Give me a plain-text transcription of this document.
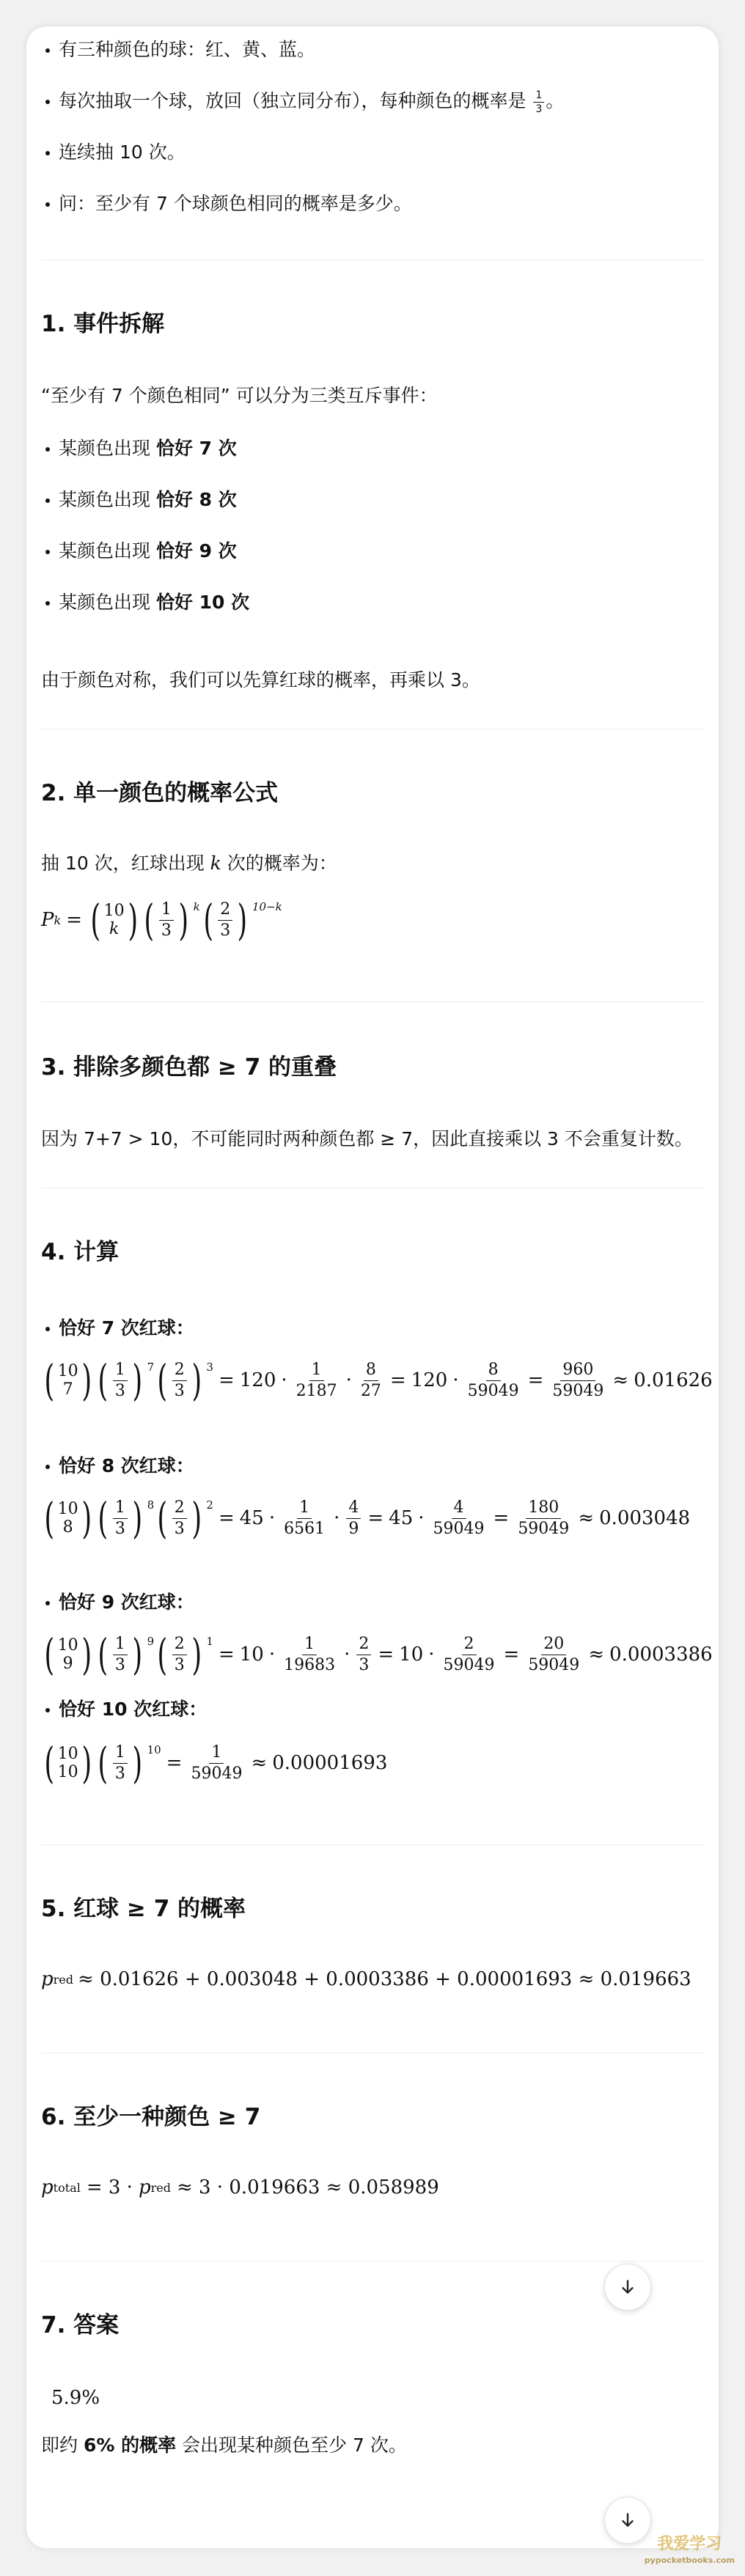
有三种颜色的球：红、黄、蓝。
每次抽取一个球，放回（独立同分布），每种颜色的概率是 $\frac{1}{3}$ 。
连续抽 10 次。
问：至少有 7 个球颜色相同的概率是多少。
1. 事件拆解
“至少有 7 个颜色相同” 可以分为三类互斥事件：
某颜色出现 恰好 7 次
某颜色出现 恰好 8 次
某颜色出现 恰好 9 次
某颜色出现 恰好 10 次
由于颜色对称，我们可以先算红球的概率，再乘以 3。
2. 单一颜色的概率公式
抽 10 次，红球出现 k 次的概率为：
P k = ( 10
k ) ( $\frac{1}{3}$ ) $^k$ ( $\frac{2}{3}$ ) $^{10-k}$
3. 排除多颜色都 ≥ 7 的重叠
因为 7+7 > 10，不可能同时两种颜色都 ≥ 7，因此直接乘以 3 不会重复计数。
4. 计算
恰好 7 次红球：
( 10
7 ) ( $\frac{1}{3}$ ) $^7$ ( $\frac{2}{3}$ ) $^3$
= $120 \cdot \frac{1}{2187} \cdot \frac{8}{27} = 120 \cdot \frac{8}{59049} = \frac{960}{59049} \approx 0.01626$
恰好 8 次红球：
( 10
8 ) ( $\frac{1}{3}$ ) $^8$ ( $\frac{2}{3}$ ) $^2$
= $45 \cdot \frac{1}{6561} \cdot \frac{4}{9} = 45 \cdot \frac{4}{59049} = \frac{180}{59049} \approx 0.003048$
恰好 9 次红球：
( 10
9 ) ( $\frac{1}{3}$ ) $^9$ ( $\frac{2}{3}$ ) $^1$
= $10 \cdot \frac{1}{19683} \cdot \frac{2}{3} = 10 \cdot \frac{2}{59049} = \frac{20}{59049} \approx 0.0003386$
恰好 10 次红球：
( 10
10 ) ( $\frac{1}{3}$ ) $^{10}$
= $\frac{1}{59049} \approx 0.00001693$
5. 红球 ≥ 7 的概率
p red ≈ 0.01626 + 0.003048 + 0.0003386 + 0.00001693 ≈ 0.019663
6. 至少一种颜色 ≥ 7
p total = 3 · p red ≈ 3 · 0.019663 ≈ 0.058989
7. 答案
5.9%
即约 6% 的概率 会出现某种颜色至少 7 次。
我爱学习
pypocketbooks.com
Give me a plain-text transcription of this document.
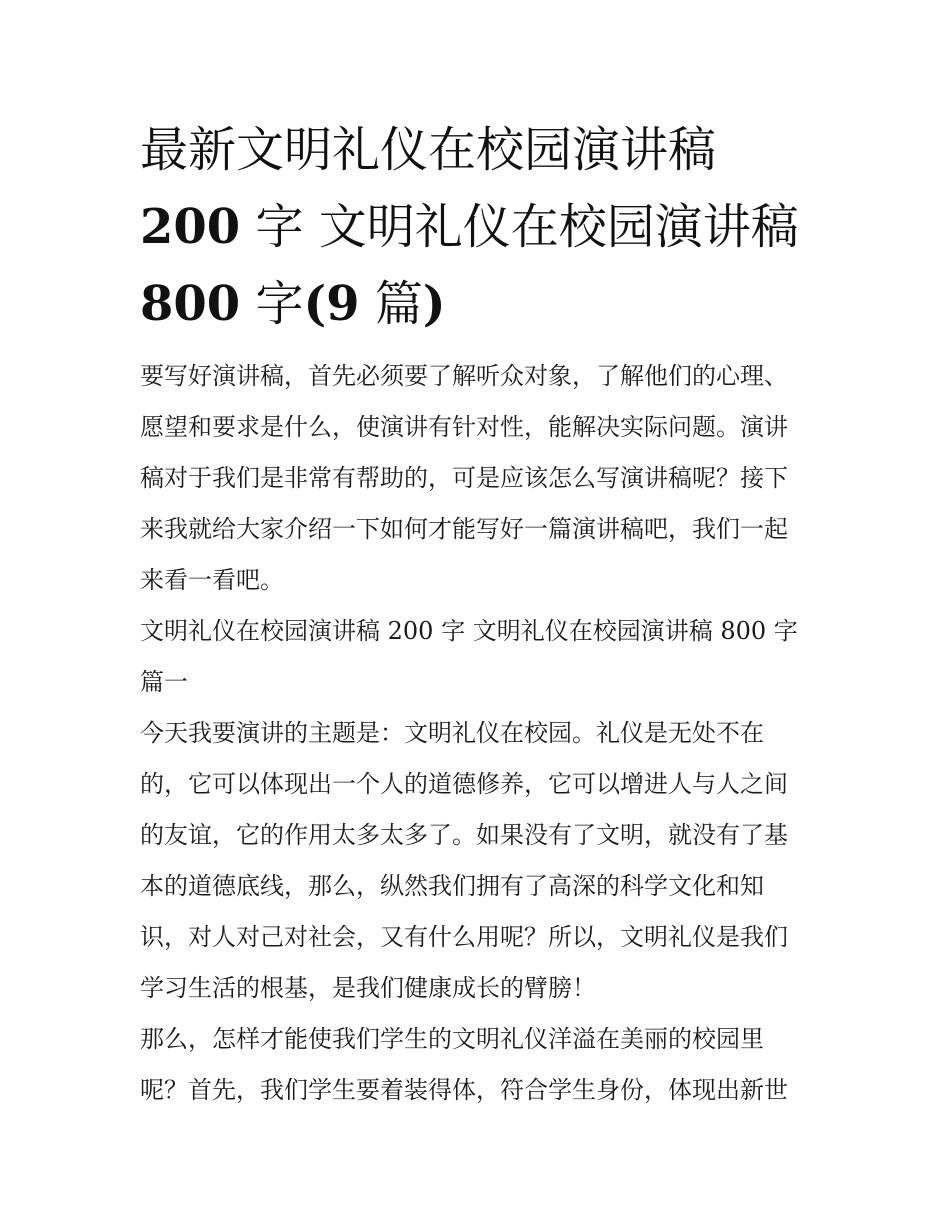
最新文明礼仪在校园演讲稿
200 字 文明礼仪在校园演讲稿
800 字(9 篇)
要写好演讲稿，首先必须要了解听众对象，了解他们的心理、
愿望和要求是什么，使演讲有针对性，能解决实际问题。演讲
稿对于我们是非常有帮助的，可是应该怎么写演讲稿呢？接下
来我就给大家介绍一下如何才能写好一篇演讲稿吧，我们一起
来看一看吧。
文明礼仪在校园演讲稿 200 字 文明礼仪在校园演讲稿 800 字
篇一
今天我要演讲的主题是：文明礼仪在校园。礼仪是无处不在
的，它可以体现出一个人的道德修养，它可以增进人与人之间
的友谊，它的作用太多太多了。如果没有了文明，就没有了基
本的道德底线，那么，纵然我们拥有了高深的科学文化和知
识，对人对己对社会，又有什么用呢？所以，文明礼仪是我们
学习生活的根基，是我们健康成长的臂膀！
那么，怎样才能使我们学生的文明礼仪洋溢在美丽的校园里
呢？首先，我们学生要着装得体，符合学生身份，体现出新世
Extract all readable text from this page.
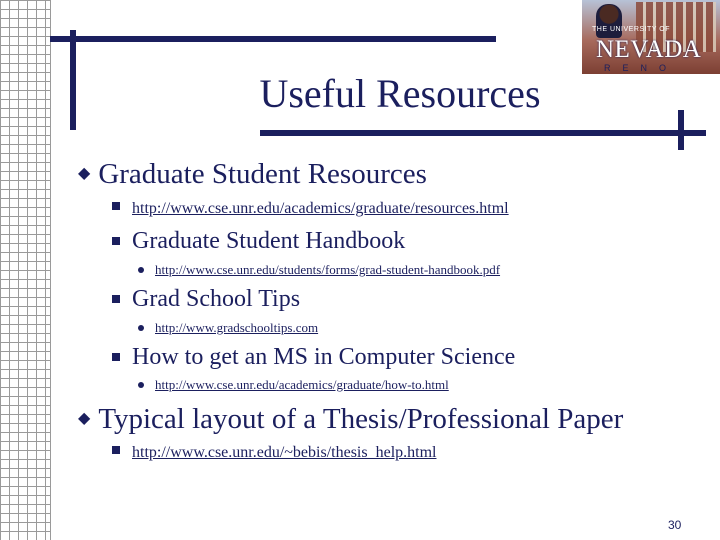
Useful Resources
THE UNIVERSITY OF
NEVADA
RENO
◆ Graduate Student Resources
http://www.cse.unr.edu/academics/graduate/resources.html
Graduate Student Handbook
http://www.cse.unr.edu/students/forms/grad-student-handbook.pdf
Grad School Tips
http://www.gradschooltips.com
How to get an MS in Computer Science
http://www.cse.unr.edu/academics/graduate/how-to.html
◆ Typical layout of a Thesis/Professional Paper
http://www.cse.unr.edu/~bebis/thesis_help.html
30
+++++
> [DIRECTIONS FOR THIS TASK]
Quote each entry above verbatim and drop the pictures.

> [FINISHED EXERCISE]
Give me a plain-text transcription of this document.
有三种颜色的球：红、黄、蓝。
每次抽取一个球，放回（独立同分布），每种颜色的概率是 $\frac{1}{3}$ 。
连续抽 10 次。
问：至少有 7 个球颜色相同的概率是多少。
1. 事件拆解
“至少有 7 个颜色相同” 可以分为三类互斥事件：
某颜色出现 恰好 7 次
某颜色出现 恰好 8 次
某颜色出现 恰好 9 次
某颜色出现 恰好 10 次
由于颜色对称，我们可以先算红球的概率，再乘以 3。
2. 单一颜色的概率公式
抽 10 次，红球出现 k 次的概率为：
P k = ( 10
k ) ( $\frac{1}{3}$ ) $^k$ ( $\frac{2}{3}$ ) $^{10-k}$
3. 排除多颜色都 ≥ 7 的重叠
因为 7+7 > 10，不可能同时两种颜色都 ≥ 7，因此直接乘以 3 不会重复计数。
4. 计算
恰好 7 次红球：
( 10
7 ) ( $\frac{1}{3}$ ) $^7$ ( $\frac{2}{3}$ ) $^3$
= $120 \cdot \frac{1}{2187} \cdot \frac{8}{27} = 120 \cdot \frac{8}{59049} = \frac{960}{59049} \approx 0.01626$
恰好 8 次红球：
( 10
8 ) ( $\frac{1}{3}$ ) $^8$ ( $\frac{2}{3}$ ) $^2$
= $45 \cdot \frac{1}{6561} \cdot \frac{4}{9} = 45 \cdot \frac{4}{59049} = \frac{180}{59049} \approx 0.003048$
恰好 9 次红球：
( 10
9 ) ( $\frac{1}{3}$ ) $^9$ ( $\frac{2}{3}$ ) $^1$
= $10 \cdot \frac{1}{19683} \cdot \frac{2}{3} = 10 \cdot \frac{2}{59049} = \frac{20}{59049} \approx 0.0003386$
恰好 10 次红球：
( 10
10 ) ( $\frac{1}{3}$ ) $^{10}$
= $\frac{1}{59049} \approx 0.00001693$
5. 红球 ≥ 7 的概率
p red ≈ 0.01626 + 0.003048 + 0.0003386 + 0.00001693 ≈ 0.019663
6. 至少一种颜色 ≥ 7
p total = 3 · p red ≈ 3 · 0.019663 ≈ 0.058989
7. 答案
5.9%
即约 6% 的概率 会出现某种颜色至少 7 次。
我爱学习
pypocketbooks.com
Give me a plain-text transcription of this document.
最新文明礼仪在校园演讲稿
200 字 文明礼仪在校园演讲稿
800 字(9 篇)
要写好演讲稿，首先必须要了解听众对象，了解他们的心理、
愿望和要求是什么，使演讲有针对性，能解决实际问题。演讲
稿对于我们是非常有帮助的，可是应该怎么写演讲稿呢？接下
来我就给大家介绍一下如何才能写好一篇演讲稿吧，我们一起
来看一看吧。
文明礼仪在校园演讲稿 200 字 文明礼仪在校园演讲稿 800 字
篇一
今天我要演讲的主题是：文明礼仪在校园。礼仪是无处不在
的，它可以体现出一个人的道德修养，它可以增进人与人之间
的友谊，它的作用太多太多了。如果没有了文明，就没有了基
本的道德底线，那么，纵然我们拥有了高深的科学文化和知
识，对人对己对社会，又有什么用呢？所以，文明礼仪是我们
学习生活的根基，是我们健康成长的臂膀！
那么，怎样才能使我们学生的文明礼仪洋溢在美丽的校园里
呢？首先，我们学生要着装得体，符合学生身份，体现出新世
Extract all readable text from this page.
Useful Resources
THE UNIVERSITY OF
NEVADA
RENO
◆ Graduate Student Resources
http://www.cse.unr.edu/academics/graduate/resources.html
Graduate Student Handbook
http://www.cse.unr.edu/students/forms/grad-student-handbook.pdf
Grad School Tips
http://www.gradschooltips.com
How to get an MS in Computer Science
http://www.cse.unr.edu/academics/graduate/how-to.html
◆ Typical layout of a Thesis/Professional Paper
http://www.cse.unr.edu/~bebis/thesis_help.html
30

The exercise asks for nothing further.